[Objective]: Locate the string "name" in the records below. Copy every line where it occurs.

[Data for processing]:
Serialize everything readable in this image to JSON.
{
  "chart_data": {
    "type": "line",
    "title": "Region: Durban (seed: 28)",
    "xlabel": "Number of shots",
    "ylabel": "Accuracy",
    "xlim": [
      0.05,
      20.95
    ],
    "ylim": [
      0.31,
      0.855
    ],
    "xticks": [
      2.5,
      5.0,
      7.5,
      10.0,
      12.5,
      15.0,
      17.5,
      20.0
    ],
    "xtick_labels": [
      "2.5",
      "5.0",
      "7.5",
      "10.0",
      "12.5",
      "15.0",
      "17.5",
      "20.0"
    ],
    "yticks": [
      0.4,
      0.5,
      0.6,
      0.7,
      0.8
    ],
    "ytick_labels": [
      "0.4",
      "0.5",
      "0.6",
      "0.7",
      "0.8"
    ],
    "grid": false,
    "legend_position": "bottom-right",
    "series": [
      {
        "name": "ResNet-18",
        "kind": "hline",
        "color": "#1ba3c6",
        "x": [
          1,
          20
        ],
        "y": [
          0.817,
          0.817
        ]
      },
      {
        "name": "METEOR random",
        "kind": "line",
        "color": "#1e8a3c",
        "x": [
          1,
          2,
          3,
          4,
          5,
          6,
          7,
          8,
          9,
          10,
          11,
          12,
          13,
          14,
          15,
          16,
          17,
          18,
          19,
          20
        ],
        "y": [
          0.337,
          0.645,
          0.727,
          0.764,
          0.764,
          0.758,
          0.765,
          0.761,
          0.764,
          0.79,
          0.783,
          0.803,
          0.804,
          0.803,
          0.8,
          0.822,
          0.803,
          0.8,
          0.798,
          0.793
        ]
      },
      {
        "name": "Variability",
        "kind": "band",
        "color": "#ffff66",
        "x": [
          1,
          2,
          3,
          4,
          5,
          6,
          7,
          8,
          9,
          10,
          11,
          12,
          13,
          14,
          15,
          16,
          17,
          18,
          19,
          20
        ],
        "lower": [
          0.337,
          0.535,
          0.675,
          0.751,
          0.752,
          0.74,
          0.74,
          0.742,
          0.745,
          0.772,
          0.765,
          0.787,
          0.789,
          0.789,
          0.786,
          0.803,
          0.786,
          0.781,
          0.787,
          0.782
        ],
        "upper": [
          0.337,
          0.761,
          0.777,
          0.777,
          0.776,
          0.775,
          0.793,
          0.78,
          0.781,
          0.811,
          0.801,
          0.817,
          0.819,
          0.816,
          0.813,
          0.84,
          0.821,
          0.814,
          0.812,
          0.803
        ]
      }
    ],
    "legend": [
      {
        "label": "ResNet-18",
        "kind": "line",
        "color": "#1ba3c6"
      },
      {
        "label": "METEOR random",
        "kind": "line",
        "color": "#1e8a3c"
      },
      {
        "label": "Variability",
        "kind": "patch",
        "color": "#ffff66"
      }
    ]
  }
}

[Right answer]:
        "name": "ResNet-18",
        "name": "METEOR random",
        "name": "Variability",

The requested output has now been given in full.